[START Data for this exercise]
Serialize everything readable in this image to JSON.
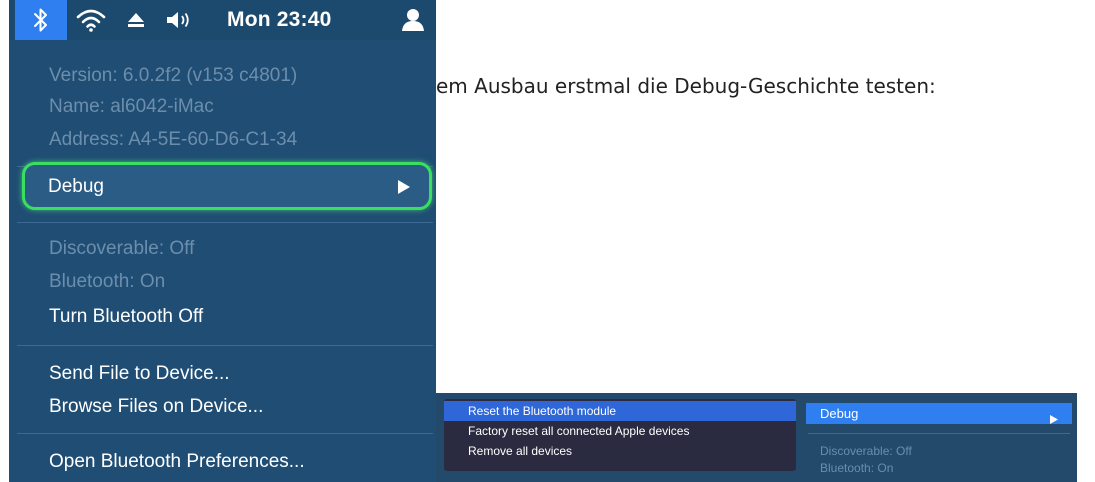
{
  "menubar": {
    "clock": "Mon 23:40",
    "icons": [
      "bluetooth-icon",
      "wifi-icon",
      "eject-icon",
      "volume-icon",
      "user-icon"
    ],
    "bluetooth_highlight_color": "#2f7ff0"
  },
  "bt_menu": {
    "version": "Version: 6.0.2f2 (v153 c4801)",
    "name": "Name: al6042-iMac",
    "address": "Address: A4-5E-60-D6-C1-34",
    "debug": "Debug",
    "discoverable": "Discoverable: Off",
    "bluetooth_status": "Bluetooth: On",
    "turn_off": "Turn Bluetooth Off",
    "send_file": "Send File to Device...",
    "browse_files": "Browse Files on Device...",
    "open_prefs": "Open Bluetooth Preferences...",
    "debug_outline_color": "#39e05f"
  },
  "body_text": "em Ausbau erstmal die Debug-Geschichte testen:",
  "submenu": {
    "items": [
      "Reset the Bluetooth module",
      "Factory reset all connected Apple devices",
      "Remove all devices"
    ],
    "debug": "Debug",
    "discoverable": "Discoverable: Off",
    "bluetooth_status": "Bluetooth: On"
  }
}
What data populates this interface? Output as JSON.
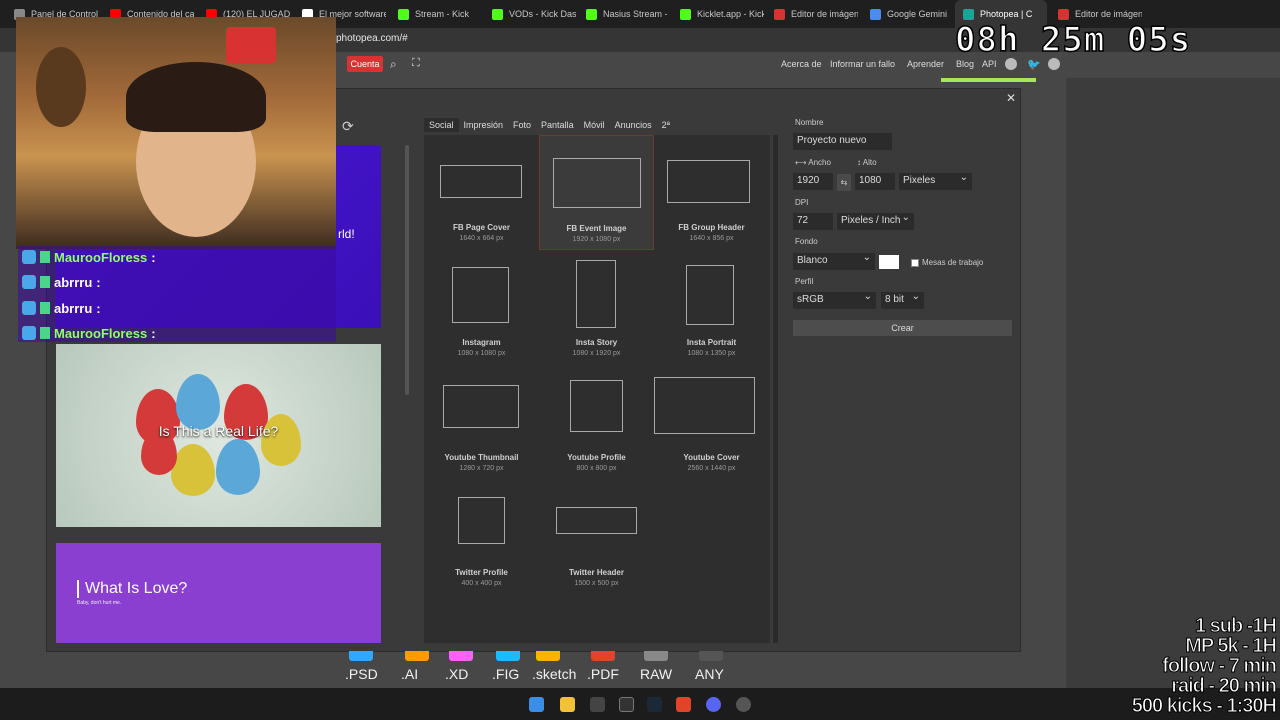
{
  "browser": {
    "tabs": [
      {
        "label": "Panel de Control",
        "color": "#888888"
      },
      {
        "label": "Contenido del ca",
        "color": "#ff0000"
      },
      {
        "label": "(120) EL JUGADO",
        "color": "#ff0000"
      },
      {
        "label": "El mejor software",
        "color": "#ffffff"
      },
      {
        "label": "Stream - Kick",
        "color": "#53fc18"
      },
      {
        "label": "VODs - Kick Dash",
        "color": "#53fc18"
      },
      {
        "label": "Nasius Stream - Y",
        "color": "#53fc18"
      },
      {
        "label": "Kicklet.app - Kick",
        "color": "#53fc18"
      },
      {
        "label": "Editor de imágen",
        "color": "#d83232"
      },
      {
        "label": "Google Gemini",
        "color": "#4a8cf0"
      },
      {
        "label": "Photopea | C",
        "color": "#18a497"
      },
      {
        "label": "Editor de imágen",
        "color": "#d83232"
      }
    ],
    "url": "photopea.com/#"
  },
  "topbar": {
    "cuenta": "Cuenta",
    "links": [
      "Acerca de",
      "Informar un fallo",
      "Aprender",
      "Blog",
      "API"
    ]
  },
  "templates": {
    "tabs": [
      "Social",
      "Impresión",
      "Foto",
      "Pantalla",
      "Móvil",
      "Anuncios",
      "2ª"
    ],
    "items": [
      {
        "name": "FB Page Cover",
        "size": "1640 x 664 px"
      },
      {
        "name": "FB Event Image",
        "size": "1920 x 1080 px"
      },
      {
        "name": "FB Group Header",
        "size": "1640 x 856 px"
      },
      {
        "name": "Instagram",
        "size": "1080 x 1080 px"
      },
      {
        "name": "Insta Story",
        "size": "1080 x 1920 px"
      },
      {
        "name": "Insta Portrait",
        "size": "1080 x 1350 px"
      },
      {
        "name": "Youtube Thumbnail",
        "size": "1280 x 720 px"
      },
      {
        "name": "Youtube Profile",
        "size": "800 x 800 px"
      },
      {
        "name": "Youtube Cover",
        "size": "2560 x 1440 px"
      },
      {
        "name": "Twitter Profile",
        "size": "400 x 400 px"
      },
      {
        "name": "Twitter Header",
        "size": "1500 x 500 px"
      }
    ]
  },
  "form": {
    "nombre_label": "Nombre",
    "nombre_value": "Proyecto nuevo",
    "ancho_label": "Ancho",
    "alto_label": "Alto",
    "ancho_value": "1920",
    "alto_value": "1080",
    "unit": "Pixeles",
    "dpi_label": "DPI",
    "dpi_value": "72",
    "dpi_unit": "Pixeles / Inch",
    "fondo_label": "Fondo",
    "fondo_value": "Blanco",
    "mesas": "Mesas de trabajo",
    "perfil_label": "Perfil",
    "perfil_value": "sRGB",
    "bits": "8 bit",
    "crear": "Crear"
  },
  "previews": {
    "thumb1_text": "rld!",
    "thumb2_title": "Is This a Real Life?",
    "thumb3_title": "What Is Love?",
    "thumb3_sub": "Baby, don't hurt me."
  },
  "formats": [
    ".PSD",
    ".AI",
    ".XD",
    ".FIG",
    ".sketch",
    ".PDF",
    "RAW",
    "ANY"
  ],
  "overlay": {
    "timer": "08h 25m 05s",
    "goals": [
      "1 sub -1H",
      "MP 5k - 1H",
      "follow - 7 min",
      "raid - 20 min",
      "500 kicks - 1:30H"
    ],
    "chat": [
      {
        "user": "MaurooFloress",
        "color": "#8dff6a",
        "msg": ":"
      },
      {
        "user": "abrrru",
        "color": "#ffffff",
        "msg": ":"
      },
      {
        "user": "abrrru",
        "color": "#ffffff",
        "msg": ":"
      },
      {
        "user": "MaurooFloress",
        "color": "#8dff6a",
        "msg": ":"
      }
    ]
  }
}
[END Data for this exercise]
- [Requirements]
Without the pictures, retype the whole of the material above exactly.

- [Full output]
Serialize everything readable in this image to JSON.
{
  "menubar": {
    "clock": "Mon 23:40",
    "icons": [
      "bluetooth-icon",
      "wifi-icon",
      "eject-icon",
      "volume-icon",
      "user-icon"
    ],
    "bluetooth_highlight_color": "#2f7ff0"
  },
  "bt_menu": {
    "version": "Version: 6.0.2f2 (v153 c4801)",
    "name": "Name: al6042-iMac",
    "address": "Address: A4-5E-60-D6-C1-34",
    "debug": "Debug",
    "discoverable": "Discoverable: Off",
    "bluetooth_status": "Bluetooth: On",
    "turn_off": "Turn Bluetooth Off",
    "send_file": "Send File to Device...",
    "browse_files": "Browse Files on Device...",
    "open_prefs": "Open Bluetooth Preferences...",
    "debug_outline_color": "#39e05f"
  },
  "body_text": "em Ausbau erstmal die Debug-Geschichte testen:",
  "submenu": {
    "items": [
      "Reset the Bluetooth module",
      "Factory reset all connected Apple devices",
      "Remove all devices"
    ],
    "debug": "Debug",
    "discoverable": "Discoverable: Off",
    "bluetooth_status": "Bluetooth: On"
  }
}
What data populates this interface? Output as JSON.
{
  "browser": {
    "tabs": [
      {
        "label": "Panel de Control",
        "color": "#888888"
      },
      {
        "label": "Contenido del ca",
        "color": "#ff0000"
      },
      {
        "label": "(120) EL JUGADO",
        "color": "#ff0000"
      },
      {
        "label": "El mejor software",
        "color": "#ffffff"
      },
      {
        "label": "Stream - Kick",
        "color": "#53fc18"
      },
      {
        "label": "VODs - Kick Dash",
        "color": "#53fc18"
      },
      {
        "label": "Nasius Stream - Y",
        "color": "#53fc18"
      },
      {
        "label": "Kicklet.app - Kick",
        "color": "#53fc18"
      },
      {
        "label": "Editor de imágen",
        "color": "#d83232"
      },
      {
        "label": "Google Gemini",
        "color": "#4a8cf0"
      },
      {
        "label": "Photopea | C",
        "color": "#18a497"
      },
      {
        "label": "Editor de imágen",
        "color": "#d83232"
      }
    ],
    "url": "photopea.com/#"
  },
  "topbar": {
    "cuenta": "Cuenta",
    "links": [
      "Acerca de",
      "Informar un fallo",
      "Aprender",
      "Blog",
      "API"
    ]
  },
  "templates": {
    "tabs": [
      "Social",
      "Impresión",
      "Foto",
      "Pantalla",
      "Móvil",
      "Anuncios",
      "2ª"
    ],
    "items": [
      {
        "name": "FB Page Cover",
        "size": "1640 x 664 px"
      },
      {
        "name": "FB Event Image",
        "size": "1920 x 1080 px"
      },
      {
        "name": "FB Group Header",
        "size": "1640 x 856 px"
      },
      {
        "name": "Instagram",
        "size": "1080 x 1080 px"
      },
      {
        "name": "Insta Story",
        "size": "1080 x 1920 px"
      },
      {
        "name": "Insta Portrait",
        "size": "1080 x 1350 px"
      },
      {
        "name": "Youtube Thumbnail",
        "size": "1280 x 720 px"
      },
      {
        "name": "Youtube Profile",
        "size": "800 x 800 px"
      },
      {
        "name": "Youtube Cover",
        "size": "2560 x 1440 px"
      },
      {
        "name": "Twitter Profile",
        "size": "400 x 400 px"
      },
      {
        "name": "Twitter Header",
        "size": "1500 x 500 px"
      }
    ]
  },
  "form": {
    "nombre_label": "Nombre",
    "nombre_value": "Proyecto nuevo",
    "ancho_label": "Ancho",
    "alto_label": "Alto",
    "ancho_value": "1920",
    "alto_value": "1080",
    "unit": "Pixeles",
    "dpi_label": "DPI",
    "dpi_value": "72",
    "dpi_unit": "Pixeles / Inch",
    "fondo_label": "Fondo",
    "fondo_value": "Blanco",
    "mesas": "Mesas de trabajo",
    "perfil_label": "Perfil",
    "perfil_value": "sRGB",
    "bits": "8 bit",
    "crear": "Crear"
  },
  "previews": {
    "thumb1_text": "rld!",
    "thumb2_title": "Is This a Real Life?",
    "thumb3_title": "What Is Love?",
    "thumb3_sub": "Baby, don't hurt me."
  },
  "formats": [
    ".PSD",
    ".AI",
    ".XD",
    ".FIG",
    ".sketch",
    ".PDF",
    "RAW",
    "ANY"
  ],
  "overlay": {
    "timer": "08h 25m 05s",
    "goals": [
      "1 sub -1H",
      "MP 5k - 1H",
      "follow - 7 min",
      "raid - 20 min",
      "500 kicks - 1:30H"
    ],
    "chat": [
      {
        "user": "MaurooFloress",
        "color": "#8dff6a",
        "msg": ":"
      },
      {
        "user": "abrrru",
        "color": "#ffffff",
        "msg": ":"
      },
      {
        "user": "abrrru",
        "color": "#ffffff",
        "msg": ":"
      },
      {
        "user": "MaurooFloress",
        "color": "#8dff6a",
        "msg": ":"
      }
    ]
  }
}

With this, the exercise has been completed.